**Exercise details:** Copy every entry word for word, but skip the pictures.
"""
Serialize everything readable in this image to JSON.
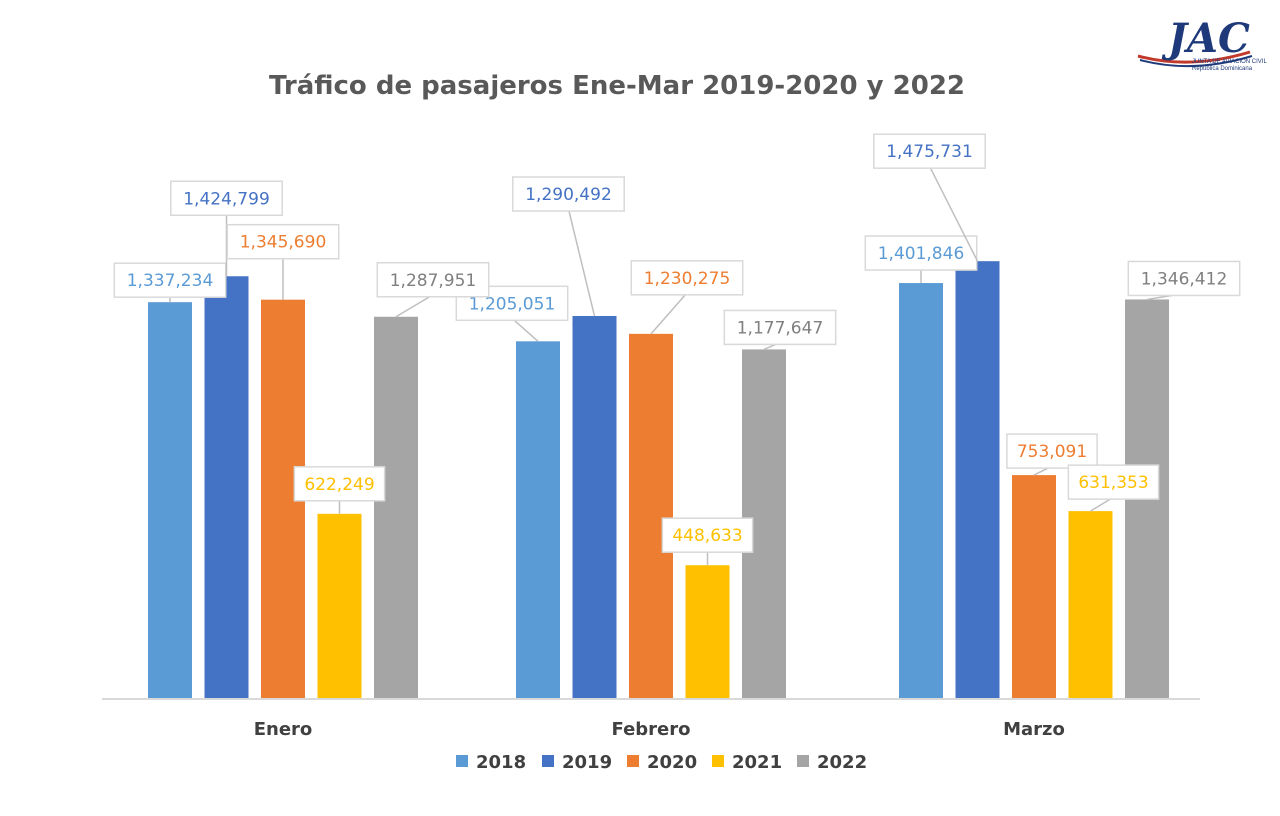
{
  "logo": {
    "text": "JAC",
    "line1": "JUNTA DE AVIACIÓN CIVIL",
    "line2": "República Dominicana"
  },
  "chart_data": {
    "type": "bar",
    "title": "Tráfico de pasajeros Ene-Mar 2019-2020 y 2022",
    "xlabel": "",
    "ylabel": "",
    "ylim": [
      0,
      1600000
    ],
    "grid": false,
    "legend_position": "bottom",
    "categories": [
      "Enero",
      "Febrero",
      "Marzo"
    ],
    "series": [
      {
        "name": "2018",
        "color": "#5B9BD5",
        "values": [
          1337234,
          1205051,
          1401846
        ],
        "labels": [
          "1,337,234",
          "1,205,051",
          "1,401,846"
        ]
      },
      {
        "name": "2019",
        "color": "#4472C4",
        "values": [
          1424799,
          1290492,
          1475731
        ],
        "labels": [
          "1,424,799",
          "1,290,492",
          "1,475,731"
        ]
      },
      {
        "name": "2020",
        "color": "#ED7D31",
        "values": [
          1345690,
          1230275,
          753091
        ],
        "labels": [
          "1,345,690",
          "1,230,275",
          "753,091"
        ]
      },
      {
        "name": "2021",
        "color": "#FFC000",
        "values": [
          622249,
          448633,
          631353
        ],
        "labels": [
          "622,249",
          "448,633",
          "631,353"
        ]
      },
      {
        "name": "2022",
        "color": "#A5A5A5",
        "values": [
          1287951,
          1177647,
          1346412
        ],
        "labels": [
          "1,287,951",
          "1,177,647",
          "1,346,412"
        ]
      }
    ]
  }
}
"""
**Output:**
Serialize everything readable in this image to JSON.
{
  "logo": {
    "text": "JAC",
    "line1": "JUNTA DE AVIACIÓN CIVIL",
    "line2": "República Dominicana"
  },
  "chart_data": {
    "type": "bar",
    "title": "Tráfico de pasajeros Ene-Mar 2019-2020 y 2022",
    "xlabel": "",
    "ylabel": "",
    "ylim": [
      0,
      1600000
    ],
    "grid": false,
    "legend_position": "bottom",
    "categories": [
      "Enero",
      "Febrero",
      "Marzo"
    ],
    "series": [
      {
        "name": "2018",
        "color": "#5B9BD5",
        "values": [
          1337234,
          1205051,
          1401846
        ],
        "labels": [
          "1,337,234",
          "1,205,051",
          "1,401,846"
        ]
      },
      {
        "name": "2019",
        "color": "#4472C4",
        "values": [
          1424799,
          1290492,
          1475731
        ],
        "labels": [
          "1,424,799",
          "1,290,492",
          "1,475,731"
        ]
      },
      {
        "name": "2020",
        "color": "#ED7D31",
        "values": [
          1345690,
          1230275,
          753091
        ],
        "labels": [
          "1,345,690",
          "1,230,275",
          "753,091"
        ]
      },
      {
        "name": "2021",
        "color": "#FFC000",
        "values": [
          622249,
          448633,
          631353
        ],
        "labels": [
          "622,249",
          "448,633",
          "631,353"
        ]
      },
      {
        "name": "2022",
        "color": "#A5A5A5",
        "values": [
          1287951,
          1177647,
          1346412
        ],
        "labels": [
          "1,287,951",
          "1,177,647",
          "1,346,412"
        ]
      }
    ]
  }
}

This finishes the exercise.